→ What is expected:
Lines containing the word "close" are to be located and copied.
§ §
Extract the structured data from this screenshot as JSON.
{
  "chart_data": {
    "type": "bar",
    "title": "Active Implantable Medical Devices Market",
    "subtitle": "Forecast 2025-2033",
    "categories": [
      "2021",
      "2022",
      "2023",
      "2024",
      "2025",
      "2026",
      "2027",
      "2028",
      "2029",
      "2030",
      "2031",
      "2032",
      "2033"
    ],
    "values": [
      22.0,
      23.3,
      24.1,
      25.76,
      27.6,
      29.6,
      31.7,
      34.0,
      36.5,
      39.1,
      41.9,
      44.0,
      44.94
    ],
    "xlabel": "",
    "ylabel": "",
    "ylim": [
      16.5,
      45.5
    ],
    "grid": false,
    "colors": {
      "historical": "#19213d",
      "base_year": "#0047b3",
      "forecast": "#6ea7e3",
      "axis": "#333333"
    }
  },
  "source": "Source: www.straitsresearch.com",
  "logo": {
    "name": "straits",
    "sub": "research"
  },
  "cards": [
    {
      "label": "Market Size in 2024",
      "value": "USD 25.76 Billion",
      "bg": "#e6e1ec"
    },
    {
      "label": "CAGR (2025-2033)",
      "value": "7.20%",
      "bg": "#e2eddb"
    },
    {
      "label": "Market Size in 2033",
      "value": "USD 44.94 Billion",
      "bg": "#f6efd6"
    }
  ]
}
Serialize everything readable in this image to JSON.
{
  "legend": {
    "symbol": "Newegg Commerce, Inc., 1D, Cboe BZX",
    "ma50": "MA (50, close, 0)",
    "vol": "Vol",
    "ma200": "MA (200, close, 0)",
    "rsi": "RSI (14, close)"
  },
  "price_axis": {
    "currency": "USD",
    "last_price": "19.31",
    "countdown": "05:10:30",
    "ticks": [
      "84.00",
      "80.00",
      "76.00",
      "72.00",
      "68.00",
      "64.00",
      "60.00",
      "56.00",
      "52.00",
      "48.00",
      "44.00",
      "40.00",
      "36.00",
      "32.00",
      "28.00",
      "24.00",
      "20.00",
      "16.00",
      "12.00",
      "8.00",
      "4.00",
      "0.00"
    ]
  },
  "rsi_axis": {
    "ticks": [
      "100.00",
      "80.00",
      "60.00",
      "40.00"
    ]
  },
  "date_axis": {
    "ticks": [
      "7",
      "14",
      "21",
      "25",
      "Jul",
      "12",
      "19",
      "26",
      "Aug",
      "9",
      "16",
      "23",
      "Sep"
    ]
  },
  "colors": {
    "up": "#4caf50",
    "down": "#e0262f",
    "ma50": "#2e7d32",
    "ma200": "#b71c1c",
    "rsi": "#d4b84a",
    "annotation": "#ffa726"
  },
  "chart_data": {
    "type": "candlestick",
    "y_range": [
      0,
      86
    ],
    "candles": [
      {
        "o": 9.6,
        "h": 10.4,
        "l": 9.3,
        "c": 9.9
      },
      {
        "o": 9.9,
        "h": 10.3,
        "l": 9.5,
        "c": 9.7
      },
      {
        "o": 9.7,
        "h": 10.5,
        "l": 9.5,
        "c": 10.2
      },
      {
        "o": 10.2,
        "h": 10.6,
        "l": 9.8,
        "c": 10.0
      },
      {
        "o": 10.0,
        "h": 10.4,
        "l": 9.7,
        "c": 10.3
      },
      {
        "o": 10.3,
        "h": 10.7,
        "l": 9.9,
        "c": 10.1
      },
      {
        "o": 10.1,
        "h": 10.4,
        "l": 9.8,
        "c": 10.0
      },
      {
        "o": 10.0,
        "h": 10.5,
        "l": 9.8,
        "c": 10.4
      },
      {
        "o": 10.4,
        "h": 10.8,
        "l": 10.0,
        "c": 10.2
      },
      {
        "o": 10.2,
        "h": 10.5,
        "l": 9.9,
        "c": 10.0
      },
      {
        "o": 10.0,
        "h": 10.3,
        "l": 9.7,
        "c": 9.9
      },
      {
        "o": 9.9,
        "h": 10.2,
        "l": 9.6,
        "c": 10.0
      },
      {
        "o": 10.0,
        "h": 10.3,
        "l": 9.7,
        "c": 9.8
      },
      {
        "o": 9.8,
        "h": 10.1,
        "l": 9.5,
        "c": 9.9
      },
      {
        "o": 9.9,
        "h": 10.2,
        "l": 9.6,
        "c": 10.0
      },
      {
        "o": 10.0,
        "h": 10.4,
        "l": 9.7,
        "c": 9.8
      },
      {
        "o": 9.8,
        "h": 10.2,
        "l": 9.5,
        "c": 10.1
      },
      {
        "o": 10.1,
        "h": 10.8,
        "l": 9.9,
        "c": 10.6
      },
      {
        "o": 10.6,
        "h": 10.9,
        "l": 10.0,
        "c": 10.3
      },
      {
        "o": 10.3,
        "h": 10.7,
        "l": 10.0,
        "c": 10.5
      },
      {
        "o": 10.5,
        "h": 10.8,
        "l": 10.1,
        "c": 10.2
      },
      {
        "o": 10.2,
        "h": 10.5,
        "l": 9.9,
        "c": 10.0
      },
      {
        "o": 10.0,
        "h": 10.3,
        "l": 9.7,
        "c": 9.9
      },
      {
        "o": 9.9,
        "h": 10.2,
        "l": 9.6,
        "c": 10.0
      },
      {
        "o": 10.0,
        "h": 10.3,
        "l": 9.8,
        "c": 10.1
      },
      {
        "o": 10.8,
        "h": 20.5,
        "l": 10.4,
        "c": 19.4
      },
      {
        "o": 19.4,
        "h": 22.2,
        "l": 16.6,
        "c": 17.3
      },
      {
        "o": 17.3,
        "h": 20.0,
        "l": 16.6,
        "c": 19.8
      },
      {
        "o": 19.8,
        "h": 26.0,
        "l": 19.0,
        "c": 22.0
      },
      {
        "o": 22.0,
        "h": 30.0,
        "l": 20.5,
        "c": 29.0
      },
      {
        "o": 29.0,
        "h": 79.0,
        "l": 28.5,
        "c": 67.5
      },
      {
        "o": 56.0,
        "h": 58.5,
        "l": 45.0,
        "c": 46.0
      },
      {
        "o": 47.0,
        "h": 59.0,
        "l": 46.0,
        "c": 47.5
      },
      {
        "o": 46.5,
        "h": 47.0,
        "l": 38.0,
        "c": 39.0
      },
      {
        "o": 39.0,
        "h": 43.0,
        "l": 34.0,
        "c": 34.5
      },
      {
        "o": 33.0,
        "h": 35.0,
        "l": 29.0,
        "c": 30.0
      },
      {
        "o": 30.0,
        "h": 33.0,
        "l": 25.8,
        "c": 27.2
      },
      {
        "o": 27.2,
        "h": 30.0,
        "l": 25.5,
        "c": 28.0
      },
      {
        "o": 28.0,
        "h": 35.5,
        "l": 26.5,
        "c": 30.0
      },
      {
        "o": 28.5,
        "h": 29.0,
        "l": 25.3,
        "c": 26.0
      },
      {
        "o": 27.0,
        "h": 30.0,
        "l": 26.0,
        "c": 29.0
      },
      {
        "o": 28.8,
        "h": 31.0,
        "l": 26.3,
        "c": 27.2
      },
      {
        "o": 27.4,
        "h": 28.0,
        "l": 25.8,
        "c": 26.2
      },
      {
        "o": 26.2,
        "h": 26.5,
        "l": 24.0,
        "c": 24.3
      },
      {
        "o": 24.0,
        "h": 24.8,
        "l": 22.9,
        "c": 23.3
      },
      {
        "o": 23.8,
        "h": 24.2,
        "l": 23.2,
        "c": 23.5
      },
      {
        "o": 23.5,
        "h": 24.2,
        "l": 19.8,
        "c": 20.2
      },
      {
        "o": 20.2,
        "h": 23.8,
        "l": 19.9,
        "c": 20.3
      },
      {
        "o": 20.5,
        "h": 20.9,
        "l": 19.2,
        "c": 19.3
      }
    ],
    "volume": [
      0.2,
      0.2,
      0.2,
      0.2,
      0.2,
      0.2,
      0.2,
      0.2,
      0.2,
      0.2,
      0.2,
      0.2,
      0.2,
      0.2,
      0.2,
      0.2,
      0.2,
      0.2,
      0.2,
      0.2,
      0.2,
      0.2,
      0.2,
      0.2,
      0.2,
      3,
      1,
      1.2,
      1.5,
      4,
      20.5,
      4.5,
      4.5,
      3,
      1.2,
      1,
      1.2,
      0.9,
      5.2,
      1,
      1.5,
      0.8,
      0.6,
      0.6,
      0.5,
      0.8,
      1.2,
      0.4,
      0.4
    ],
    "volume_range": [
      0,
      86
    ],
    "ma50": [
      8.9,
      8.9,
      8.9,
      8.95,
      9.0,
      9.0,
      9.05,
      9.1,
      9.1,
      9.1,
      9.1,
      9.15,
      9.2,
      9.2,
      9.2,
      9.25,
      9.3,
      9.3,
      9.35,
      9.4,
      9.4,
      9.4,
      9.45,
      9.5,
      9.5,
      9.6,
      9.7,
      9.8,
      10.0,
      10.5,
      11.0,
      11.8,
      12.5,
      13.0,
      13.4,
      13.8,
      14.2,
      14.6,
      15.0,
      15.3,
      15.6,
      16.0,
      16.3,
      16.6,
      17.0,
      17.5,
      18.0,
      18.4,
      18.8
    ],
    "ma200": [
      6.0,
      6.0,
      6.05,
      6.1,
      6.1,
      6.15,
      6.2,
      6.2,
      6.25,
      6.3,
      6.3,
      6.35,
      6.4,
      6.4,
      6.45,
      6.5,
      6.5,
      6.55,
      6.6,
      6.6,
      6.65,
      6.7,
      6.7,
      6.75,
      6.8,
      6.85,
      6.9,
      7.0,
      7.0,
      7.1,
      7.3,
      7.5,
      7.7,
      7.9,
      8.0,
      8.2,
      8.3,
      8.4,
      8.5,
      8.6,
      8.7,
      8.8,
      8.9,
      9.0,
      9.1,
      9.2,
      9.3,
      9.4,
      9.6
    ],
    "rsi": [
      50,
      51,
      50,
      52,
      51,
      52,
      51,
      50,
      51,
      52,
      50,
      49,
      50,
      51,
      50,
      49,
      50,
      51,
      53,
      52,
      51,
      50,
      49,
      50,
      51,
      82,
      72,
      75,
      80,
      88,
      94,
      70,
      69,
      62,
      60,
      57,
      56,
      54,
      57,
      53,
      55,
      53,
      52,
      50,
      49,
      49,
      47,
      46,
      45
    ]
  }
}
§ §
→ Final result:
    "ma50": "MA (50, close, 0)",
    "ma200": "MA (200, close, 0)",
    "rsi": "RSI (14, close)"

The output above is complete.